start Dataset records

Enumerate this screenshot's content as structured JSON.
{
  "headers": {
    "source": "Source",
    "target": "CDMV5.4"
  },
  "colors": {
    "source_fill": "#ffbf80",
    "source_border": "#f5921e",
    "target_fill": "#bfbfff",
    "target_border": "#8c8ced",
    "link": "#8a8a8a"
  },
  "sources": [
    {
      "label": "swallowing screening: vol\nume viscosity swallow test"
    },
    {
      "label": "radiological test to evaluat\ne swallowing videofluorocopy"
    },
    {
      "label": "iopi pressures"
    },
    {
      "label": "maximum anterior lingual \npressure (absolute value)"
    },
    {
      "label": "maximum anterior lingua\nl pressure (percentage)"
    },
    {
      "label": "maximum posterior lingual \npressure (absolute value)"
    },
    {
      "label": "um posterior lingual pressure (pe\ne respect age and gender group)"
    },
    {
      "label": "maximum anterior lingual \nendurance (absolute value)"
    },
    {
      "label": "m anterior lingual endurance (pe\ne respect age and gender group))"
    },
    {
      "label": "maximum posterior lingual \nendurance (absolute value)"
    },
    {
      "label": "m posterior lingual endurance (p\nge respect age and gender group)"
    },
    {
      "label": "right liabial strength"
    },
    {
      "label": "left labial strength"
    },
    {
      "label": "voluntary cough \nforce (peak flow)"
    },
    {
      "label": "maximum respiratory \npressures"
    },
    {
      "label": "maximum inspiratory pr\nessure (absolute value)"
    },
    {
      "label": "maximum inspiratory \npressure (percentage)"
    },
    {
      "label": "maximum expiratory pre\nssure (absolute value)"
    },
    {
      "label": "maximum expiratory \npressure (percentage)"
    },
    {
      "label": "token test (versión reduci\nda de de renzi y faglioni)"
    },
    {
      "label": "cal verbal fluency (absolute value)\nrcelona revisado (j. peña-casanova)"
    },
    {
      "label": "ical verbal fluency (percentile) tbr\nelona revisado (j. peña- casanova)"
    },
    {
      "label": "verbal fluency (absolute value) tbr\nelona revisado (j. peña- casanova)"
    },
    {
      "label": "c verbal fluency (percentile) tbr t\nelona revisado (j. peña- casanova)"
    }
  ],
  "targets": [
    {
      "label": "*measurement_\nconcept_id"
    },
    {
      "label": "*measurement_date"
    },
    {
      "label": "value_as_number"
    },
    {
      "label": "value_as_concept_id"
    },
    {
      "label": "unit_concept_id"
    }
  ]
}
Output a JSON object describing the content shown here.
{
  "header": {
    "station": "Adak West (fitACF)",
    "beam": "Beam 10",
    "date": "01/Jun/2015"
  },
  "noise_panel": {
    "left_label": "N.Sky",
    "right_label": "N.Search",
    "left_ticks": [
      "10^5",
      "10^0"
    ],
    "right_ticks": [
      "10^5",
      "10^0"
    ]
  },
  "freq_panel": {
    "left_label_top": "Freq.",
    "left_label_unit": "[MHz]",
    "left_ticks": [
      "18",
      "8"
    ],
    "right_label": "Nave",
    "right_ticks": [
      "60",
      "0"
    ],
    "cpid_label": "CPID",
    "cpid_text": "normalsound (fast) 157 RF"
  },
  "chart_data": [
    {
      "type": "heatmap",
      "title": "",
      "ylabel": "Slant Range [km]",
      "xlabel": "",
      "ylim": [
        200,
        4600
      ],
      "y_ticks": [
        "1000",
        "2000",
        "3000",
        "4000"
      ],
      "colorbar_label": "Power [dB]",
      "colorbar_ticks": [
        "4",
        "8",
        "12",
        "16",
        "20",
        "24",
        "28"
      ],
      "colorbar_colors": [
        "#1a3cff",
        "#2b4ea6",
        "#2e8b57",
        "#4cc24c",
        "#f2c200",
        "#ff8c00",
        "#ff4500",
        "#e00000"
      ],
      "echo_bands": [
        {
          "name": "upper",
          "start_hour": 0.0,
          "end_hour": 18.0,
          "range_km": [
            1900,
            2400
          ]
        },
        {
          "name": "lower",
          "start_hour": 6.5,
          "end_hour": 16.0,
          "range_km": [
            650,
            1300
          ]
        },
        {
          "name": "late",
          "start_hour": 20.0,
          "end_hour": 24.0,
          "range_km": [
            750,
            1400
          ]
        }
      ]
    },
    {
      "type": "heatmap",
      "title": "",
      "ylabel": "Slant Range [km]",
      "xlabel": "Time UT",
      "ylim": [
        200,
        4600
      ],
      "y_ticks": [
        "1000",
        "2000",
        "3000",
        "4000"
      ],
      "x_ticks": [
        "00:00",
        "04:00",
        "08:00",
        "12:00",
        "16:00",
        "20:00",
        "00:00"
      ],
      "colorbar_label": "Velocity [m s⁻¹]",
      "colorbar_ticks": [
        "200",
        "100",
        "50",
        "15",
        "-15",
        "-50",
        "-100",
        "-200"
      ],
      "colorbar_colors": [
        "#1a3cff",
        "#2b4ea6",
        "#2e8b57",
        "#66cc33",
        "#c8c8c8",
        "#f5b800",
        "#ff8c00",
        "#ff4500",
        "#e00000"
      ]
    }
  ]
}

end Dataset records

What this task involves =
Write out the material exactly as given.

The completed task =
Enumerate this screenshot's content as structured JSON.
{
  "headers": {
    "source": "Source",
    "target": "CDMV5.4"
  },
  "colors": {
    "source_fill": "#ffbf80",
    "source_border": "#f5921e",
    "target_fill": "#bfbfff",
    "target_border": "#8c8ced",
    "link": "#8a8a8a"
  },
  "sources": [
    {
      "label": "swallowing screening: vol\nume viscosity swallow test"
    },
    {
      "label": "radiological test to evaluat\ne swallowing videofluorocopy"
    },
    {
      "label": "iopi pressures"
    },
    {
      "label": "maximum anterior lingual \npressure (absolute value)"
    },
    {
      "label": "maximum anterior lingua\nl pressure (percentage)"
    },
    {
      "label": "maximum posterior lingual \npressure (absolute value)"
    },
    {
      "label": "um posterior lingual pressure (pe\ne respect age and gender group)"
    },
    {
      "label": "maximum anterior lingual \nendurance (absolute value)"
    },
    {
      "label": "m anterior lingual endurance (pe\ne respect age and gender group))"
    },
    {
      "label": "maximum posterior lingual \nendurance (absolute value)"
    },
    {
      "label": "m posterior lingual endurance (p\nge respect age and gender group)"
    },
    {
      "label": "right liabial strength"
    },
    {
      "label": "left labial strength"
    },
    {
      "label": "voluntary cough \nforce (peak flow)"
    },
    {
      "label": "maximum respiratory \npressures"
    },
    {
      "label": "maximum inspiratory pr\nessure (absolute value)"
    },
    {
      "label": "maximum inspiratory \npressure (percentage)"
    },
    {
      "label": "maximum expiratory pre\nssure (absolute value)"
    },
    {
      "label": "maximum expiratory \npressure (percentage)"
    },
    {
      "label": "token test (versión reduci\nda de de renzi y faglioni)"
    },
    {
      "label": "cal verbal fluency (absolute value)\nrcelona revisado (j. peña-casanova)"
    },
    {
      "label": "ical verbal fluency (percentile) tbr\nelona revisado (j. peña- casanova)"
    },
    {
      "label": "verbal fluency (absolute value) tbr\nelona revisado (j. peña- casanova)"
    },
    {
      "label": "c verbal fluency (percentile) tbr t\nelona revisado (j. peña- casanova)"
    }
  ],
  "targets": [
    {
      "label": "*measurement_\nconcept_id"
    },
    {
      "label": "*measurement_date"
    },
    {
      "label": "value_as_number"
    },
    {
      "label": "value_as_concept_id"
    },
    {
      "label": "unit_concept_id"
    }
  ]
}
Output a JSON object describing the content shown here.
{
  "header": {
    "station": "Adak West (fitACF)",
    "beam": "Beam 10",
    "date": "01/Jun/2015"
  },
  "noise_panel": {
    "left_label": "N.Sky",
    "right_label": "N.Search",
    "left_ticks": [
      "10^5",
      "10^0"
    ],
    "right_ticks": [
      "10^5",
      "10^0"
    ]
  },
  "freq_panel": {
    "left_label_top": "Freq.",
    "left_label_unit": "[MHz]",
    "left_ticks": [
      "18",
      "8"
    ],
    "right_label": "Nave",
    "right_ticks": [
      "60",
      "0"
    ],
    "cpid_label": "CPID",
    "cpid_text": "normalsound (fast) 157 RF"
  },
  "chart_data": [
    {
      "type": "heatmap",
      "title": "",
      "ylabel": "Slant Range [km]",
      "xlabel": "",
      "ylim": [
        200,
        4600
      ],
      "y_ticks": [
        "1000",
        "2000",
        "3000",
        "4000"
      ],
      "colorbar_label": "Power [dB]",
      "colorbar_ticks": [
        "4",
        "8",
        "12",
        "16",
        "20",
        "24",
        "28"
      ],
      "colorbar_colors": [
        "#1a3cff",
        "#2b4ea6",
        "#2e8b57",
        "#4cc24c",
        "#f2c200",
        "#ff8c00",
        "#ff4500",
        "#e00000"
      ],
      "echo_bands": [
        {
          "name": "upper",
          "start_hour": 0.0,
          "end_hour": 18.0,
          "range_km": [
            1900,
            2400
          ]
        },
        {
          "name": "lower",
          "start_hour": 6.5,
          "end_hour": 16.0,
          "range_km": [
            650,
            1300
          ]
        },
        {
          "name": "late",
          "start_hour": 20.0,
          "end_hour": 24.0,
          "range_km": [
            750,
            1400
          ]
        }
      ]
    },
    {
      "type": "heatmap",
      "title": "",
      "ylabel": "Slant Range [km]",
      "xlabel": "Time UT",
      "ylim": [
        200,
        4600
      ],
      "y_ticks": [
        "1000",
        "2000",
        "3000",
        "4000"
      ],
      "x_ticks": [
        "00:00",
        "04:00",
        "08:00",
        "12:00",
        "16:00",
        "20:00",
        "00:00"
      ],
      "colorbar_label": "Velocity [m s⁻¹]",
      "colorbar_ticks": [
        "200",
        "100",
        "50",
        "15",
        "-15",
        "-50",
        "-100",
        "-200"
      ],
      "colorbar_colors": [
        "#1a3cff",
        "#2b4ea6",
        "#2e8b57",
        "#66cc33",
        "#c8c8c8",
        "#f5b800",
        "#ff8c00",
        "#ff4500",
        "#e00000"
      ]
    }
  ]
}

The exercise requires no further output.